• [DATASET ENTRIES]

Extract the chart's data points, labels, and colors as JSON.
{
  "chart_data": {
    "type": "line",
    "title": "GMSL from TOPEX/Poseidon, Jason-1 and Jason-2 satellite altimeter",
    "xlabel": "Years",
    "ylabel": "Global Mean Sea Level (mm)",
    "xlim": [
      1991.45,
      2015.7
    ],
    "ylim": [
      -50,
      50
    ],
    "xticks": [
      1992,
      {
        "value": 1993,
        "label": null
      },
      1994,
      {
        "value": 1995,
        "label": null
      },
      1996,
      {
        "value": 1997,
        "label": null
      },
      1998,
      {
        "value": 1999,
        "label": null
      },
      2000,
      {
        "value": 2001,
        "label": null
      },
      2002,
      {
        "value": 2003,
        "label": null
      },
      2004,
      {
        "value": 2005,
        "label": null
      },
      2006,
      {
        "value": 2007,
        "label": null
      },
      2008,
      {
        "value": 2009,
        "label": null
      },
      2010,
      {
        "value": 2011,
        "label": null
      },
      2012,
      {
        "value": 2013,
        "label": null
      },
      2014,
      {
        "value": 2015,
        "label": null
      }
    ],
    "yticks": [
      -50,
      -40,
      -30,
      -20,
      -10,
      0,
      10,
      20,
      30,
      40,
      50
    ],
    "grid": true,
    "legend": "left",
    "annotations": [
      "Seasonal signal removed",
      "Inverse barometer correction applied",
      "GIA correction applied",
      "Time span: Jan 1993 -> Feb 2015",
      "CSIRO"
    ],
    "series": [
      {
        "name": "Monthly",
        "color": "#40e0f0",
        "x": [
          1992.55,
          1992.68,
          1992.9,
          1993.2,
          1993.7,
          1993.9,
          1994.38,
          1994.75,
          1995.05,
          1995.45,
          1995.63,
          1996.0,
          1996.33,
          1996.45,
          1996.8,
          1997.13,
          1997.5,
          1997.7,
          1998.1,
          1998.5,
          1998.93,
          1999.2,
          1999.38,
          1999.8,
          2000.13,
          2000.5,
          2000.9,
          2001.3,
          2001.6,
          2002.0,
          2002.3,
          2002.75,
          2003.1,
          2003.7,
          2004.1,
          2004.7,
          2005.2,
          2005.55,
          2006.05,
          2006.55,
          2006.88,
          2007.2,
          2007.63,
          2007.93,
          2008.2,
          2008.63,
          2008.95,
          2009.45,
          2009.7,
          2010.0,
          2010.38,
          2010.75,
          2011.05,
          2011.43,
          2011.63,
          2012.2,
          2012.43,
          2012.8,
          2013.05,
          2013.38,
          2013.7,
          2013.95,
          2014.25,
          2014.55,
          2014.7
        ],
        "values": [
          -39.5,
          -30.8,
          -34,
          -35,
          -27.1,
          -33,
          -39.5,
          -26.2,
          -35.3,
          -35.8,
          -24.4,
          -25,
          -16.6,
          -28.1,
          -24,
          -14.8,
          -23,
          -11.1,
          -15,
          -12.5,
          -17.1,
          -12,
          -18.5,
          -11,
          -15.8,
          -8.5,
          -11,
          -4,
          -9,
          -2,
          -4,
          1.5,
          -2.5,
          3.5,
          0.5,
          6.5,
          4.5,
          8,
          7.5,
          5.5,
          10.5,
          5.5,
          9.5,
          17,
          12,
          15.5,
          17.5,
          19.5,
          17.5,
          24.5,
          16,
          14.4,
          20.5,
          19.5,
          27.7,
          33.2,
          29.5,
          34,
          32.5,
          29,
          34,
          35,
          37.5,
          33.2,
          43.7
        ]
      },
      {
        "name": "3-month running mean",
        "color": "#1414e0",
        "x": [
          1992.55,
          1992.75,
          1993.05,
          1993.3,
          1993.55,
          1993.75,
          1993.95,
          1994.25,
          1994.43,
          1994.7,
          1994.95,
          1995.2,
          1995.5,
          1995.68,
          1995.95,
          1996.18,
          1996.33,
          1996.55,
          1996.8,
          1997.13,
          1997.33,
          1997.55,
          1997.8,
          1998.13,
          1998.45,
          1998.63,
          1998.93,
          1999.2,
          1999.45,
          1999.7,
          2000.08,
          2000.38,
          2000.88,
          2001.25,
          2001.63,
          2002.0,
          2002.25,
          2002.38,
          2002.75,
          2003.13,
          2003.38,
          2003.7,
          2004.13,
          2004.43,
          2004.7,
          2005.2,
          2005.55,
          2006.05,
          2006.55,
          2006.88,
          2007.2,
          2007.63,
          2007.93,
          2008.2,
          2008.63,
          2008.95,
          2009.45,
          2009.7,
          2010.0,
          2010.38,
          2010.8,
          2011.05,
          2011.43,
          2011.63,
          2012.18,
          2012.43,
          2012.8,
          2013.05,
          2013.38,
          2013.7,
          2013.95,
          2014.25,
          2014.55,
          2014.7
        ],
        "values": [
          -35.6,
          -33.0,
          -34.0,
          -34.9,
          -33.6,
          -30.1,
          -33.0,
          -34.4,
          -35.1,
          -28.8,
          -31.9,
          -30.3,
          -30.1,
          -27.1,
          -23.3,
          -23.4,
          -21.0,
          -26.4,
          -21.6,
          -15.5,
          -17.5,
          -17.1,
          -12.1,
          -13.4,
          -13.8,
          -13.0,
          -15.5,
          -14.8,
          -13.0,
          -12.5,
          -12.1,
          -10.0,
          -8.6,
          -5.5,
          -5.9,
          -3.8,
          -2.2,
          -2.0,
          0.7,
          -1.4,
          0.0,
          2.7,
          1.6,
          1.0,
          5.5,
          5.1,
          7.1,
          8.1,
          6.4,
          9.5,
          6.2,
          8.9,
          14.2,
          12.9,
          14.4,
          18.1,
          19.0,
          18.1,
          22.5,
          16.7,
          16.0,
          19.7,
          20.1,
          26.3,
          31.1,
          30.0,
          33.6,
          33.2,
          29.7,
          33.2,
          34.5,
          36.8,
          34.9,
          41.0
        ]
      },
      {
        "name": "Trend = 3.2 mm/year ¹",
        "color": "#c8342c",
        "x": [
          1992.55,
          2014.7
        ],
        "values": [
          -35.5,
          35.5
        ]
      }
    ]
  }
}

==

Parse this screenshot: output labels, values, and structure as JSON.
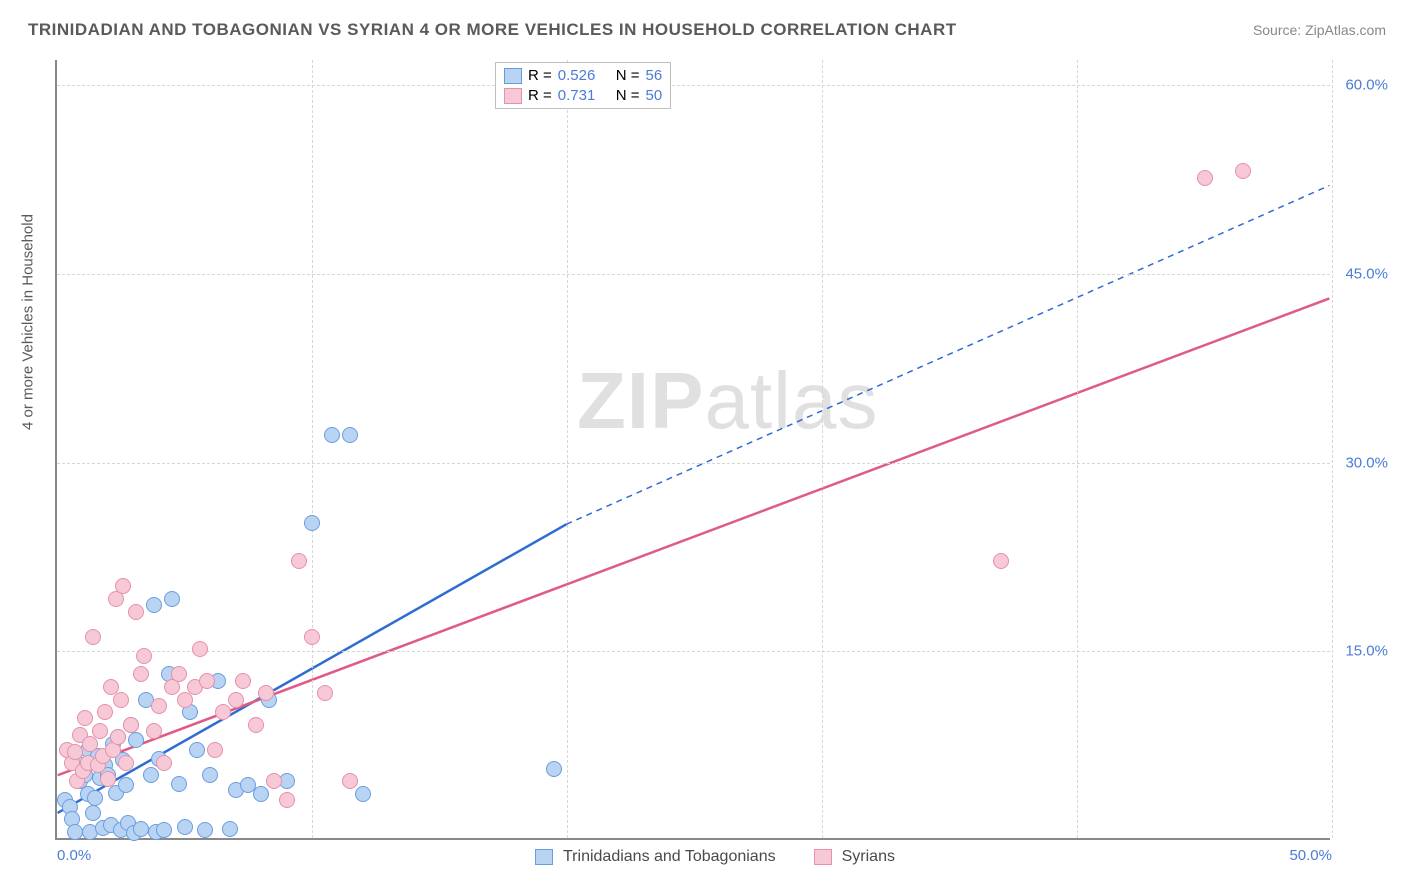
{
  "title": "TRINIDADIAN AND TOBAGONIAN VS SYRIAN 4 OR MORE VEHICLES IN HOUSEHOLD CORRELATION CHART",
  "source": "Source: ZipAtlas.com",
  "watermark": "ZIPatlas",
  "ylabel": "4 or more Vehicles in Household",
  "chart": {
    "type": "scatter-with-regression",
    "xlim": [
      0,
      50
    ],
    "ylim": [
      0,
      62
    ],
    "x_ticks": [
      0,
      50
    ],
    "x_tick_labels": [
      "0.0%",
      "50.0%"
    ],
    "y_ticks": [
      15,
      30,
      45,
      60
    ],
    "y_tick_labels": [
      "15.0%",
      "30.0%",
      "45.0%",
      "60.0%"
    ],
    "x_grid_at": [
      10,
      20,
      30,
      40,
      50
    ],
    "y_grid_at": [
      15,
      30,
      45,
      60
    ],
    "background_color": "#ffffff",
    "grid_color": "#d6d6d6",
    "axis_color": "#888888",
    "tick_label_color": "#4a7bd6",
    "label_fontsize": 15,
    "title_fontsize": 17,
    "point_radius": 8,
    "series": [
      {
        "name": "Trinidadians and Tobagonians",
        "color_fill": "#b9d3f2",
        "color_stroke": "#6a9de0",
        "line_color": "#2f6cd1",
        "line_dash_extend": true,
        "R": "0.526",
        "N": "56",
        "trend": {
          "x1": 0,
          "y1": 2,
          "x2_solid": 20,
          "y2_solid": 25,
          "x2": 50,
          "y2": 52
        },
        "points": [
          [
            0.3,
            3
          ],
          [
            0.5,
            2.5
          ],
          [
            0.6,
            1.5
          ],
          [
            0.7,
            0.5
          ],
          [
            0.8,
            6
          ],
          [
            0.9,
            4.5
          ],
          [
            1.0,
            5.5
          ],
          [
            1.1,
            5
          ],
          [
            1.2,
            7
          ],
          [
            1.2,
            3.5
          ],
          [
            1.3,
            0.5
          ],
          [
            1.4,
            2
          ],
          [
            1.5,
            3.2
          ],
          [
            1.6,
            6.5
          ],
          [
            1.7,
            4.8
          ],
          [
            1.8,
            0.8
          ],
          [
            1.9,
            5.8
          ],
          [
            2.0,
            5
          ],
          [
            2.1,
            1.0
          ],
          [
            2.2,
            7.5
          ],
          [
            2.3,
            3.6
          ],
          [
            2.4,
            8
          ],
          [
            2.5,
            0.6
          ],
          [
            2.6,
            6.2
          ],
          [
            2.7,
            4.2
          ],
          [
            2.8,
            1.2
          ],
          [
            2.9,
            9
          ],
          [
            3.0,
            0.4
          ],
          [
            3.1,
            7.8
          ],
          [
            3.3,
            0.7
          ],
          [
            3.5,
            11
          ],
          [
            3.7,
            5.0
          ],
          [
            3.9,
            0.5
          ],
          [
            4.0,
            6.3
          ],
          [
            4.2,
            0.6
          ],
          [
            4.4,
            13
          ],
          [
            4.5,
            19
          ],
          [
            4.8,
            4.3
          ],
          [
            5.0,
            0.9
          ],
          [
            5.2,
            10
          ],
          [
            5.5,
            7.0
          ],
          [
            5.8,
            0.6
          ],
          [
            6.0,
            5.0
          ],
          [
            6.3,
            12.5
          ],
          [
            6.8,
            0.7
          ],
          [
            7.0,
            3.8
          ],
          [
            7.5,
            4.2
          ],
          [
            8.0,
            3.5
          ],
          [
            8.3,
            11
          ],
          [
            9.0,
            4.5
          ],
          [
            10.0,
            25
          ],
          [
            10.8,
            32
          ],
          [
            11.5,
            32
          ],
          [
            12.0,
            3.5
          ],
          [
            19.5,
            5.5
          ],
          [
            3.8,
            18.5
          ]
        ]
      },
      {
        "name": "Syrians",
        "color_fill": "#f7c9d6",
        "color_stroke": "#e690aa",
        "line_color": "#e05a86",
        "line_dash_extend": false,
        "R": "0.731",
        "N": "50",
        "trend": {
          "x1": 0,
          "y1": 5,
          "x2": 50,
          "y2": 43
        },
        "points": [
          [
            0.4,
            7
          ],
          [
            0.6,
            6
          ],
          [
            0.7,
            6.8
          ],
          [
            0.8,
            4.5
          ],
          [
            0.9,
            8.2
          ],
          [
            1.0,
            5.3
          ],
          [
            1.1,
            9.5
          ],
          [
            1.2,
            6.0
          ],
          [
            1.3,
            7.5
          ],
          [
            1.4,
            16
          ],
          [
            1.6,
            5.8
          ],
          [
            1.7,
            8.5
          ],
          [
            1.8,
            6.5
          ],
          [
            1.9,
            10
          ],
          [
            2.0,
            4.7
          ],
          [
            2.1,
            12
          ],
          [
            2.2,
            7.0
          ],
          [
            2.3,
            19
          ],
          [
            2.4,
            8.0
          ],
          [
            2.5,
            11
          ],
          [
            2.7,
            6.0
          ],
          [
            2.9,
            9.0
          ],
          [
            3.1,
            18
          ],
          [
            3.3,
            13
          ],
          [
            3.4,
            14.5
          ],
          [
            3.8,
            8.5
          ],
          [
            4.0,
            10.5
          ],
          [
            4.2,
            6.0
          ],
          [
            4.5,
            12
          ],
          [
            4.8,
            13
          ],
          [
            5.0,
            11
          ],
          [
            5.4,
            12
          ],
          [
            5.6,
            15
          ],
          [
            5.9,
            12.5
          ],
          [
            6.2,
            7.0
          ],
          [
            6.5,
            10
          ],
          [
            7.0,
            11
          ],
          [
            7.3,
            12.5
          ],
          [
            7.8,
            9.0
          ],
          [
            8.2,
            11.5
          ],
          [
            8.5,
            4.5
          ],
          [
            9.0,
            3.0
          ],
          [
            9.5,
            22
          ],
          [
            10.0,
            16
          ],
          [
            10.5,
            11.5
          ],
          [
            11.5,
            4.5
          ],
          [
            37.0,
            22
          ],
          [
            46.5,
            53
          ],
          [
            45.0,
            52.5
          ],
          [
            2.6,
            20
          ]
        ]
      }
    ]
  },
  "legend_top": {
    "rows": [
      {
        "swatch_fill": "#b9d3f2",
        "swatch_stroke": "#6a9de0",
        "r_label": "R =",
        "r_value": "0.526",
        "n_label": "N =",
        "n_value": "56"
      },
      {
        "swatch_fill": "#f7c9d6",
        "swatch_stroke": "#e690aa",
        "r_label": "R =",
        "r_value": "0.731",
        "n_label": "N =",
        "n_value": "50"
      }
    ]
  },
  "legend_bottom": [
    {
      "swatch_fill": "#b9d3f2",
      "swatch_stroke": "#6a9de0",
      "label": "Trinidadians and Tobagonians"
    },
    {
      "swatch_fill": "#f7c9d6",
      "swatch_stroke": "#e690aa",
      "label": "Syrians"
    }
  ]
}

---

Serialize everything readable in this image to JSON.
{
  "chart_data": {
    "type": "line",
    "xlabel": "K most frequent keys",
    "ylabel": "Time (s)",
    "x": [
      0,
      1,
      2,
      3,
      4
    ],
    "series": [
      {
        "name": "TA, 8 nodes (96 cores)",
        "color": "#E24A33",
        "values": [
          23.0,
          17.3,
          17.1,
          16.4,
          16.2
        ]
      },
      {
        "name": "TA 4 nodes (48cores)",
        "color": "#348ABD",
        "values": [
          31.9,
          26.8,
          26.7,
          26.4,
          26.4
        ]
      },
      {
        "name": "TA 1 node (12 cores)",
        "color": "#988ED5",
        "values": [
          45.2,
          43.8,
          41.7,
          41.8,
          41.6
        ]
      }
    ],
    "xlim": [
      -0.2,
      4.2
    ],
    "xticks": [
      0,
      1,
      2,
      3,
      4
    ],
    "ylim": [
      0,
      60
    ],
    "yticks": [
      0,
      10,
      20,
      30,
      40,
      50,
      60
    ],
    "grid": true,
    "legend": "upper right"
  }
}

• [REQUIREMENT] State how many lines of the records hold the string "applied", and nothing else.

• [SOLUTION BELOW] 2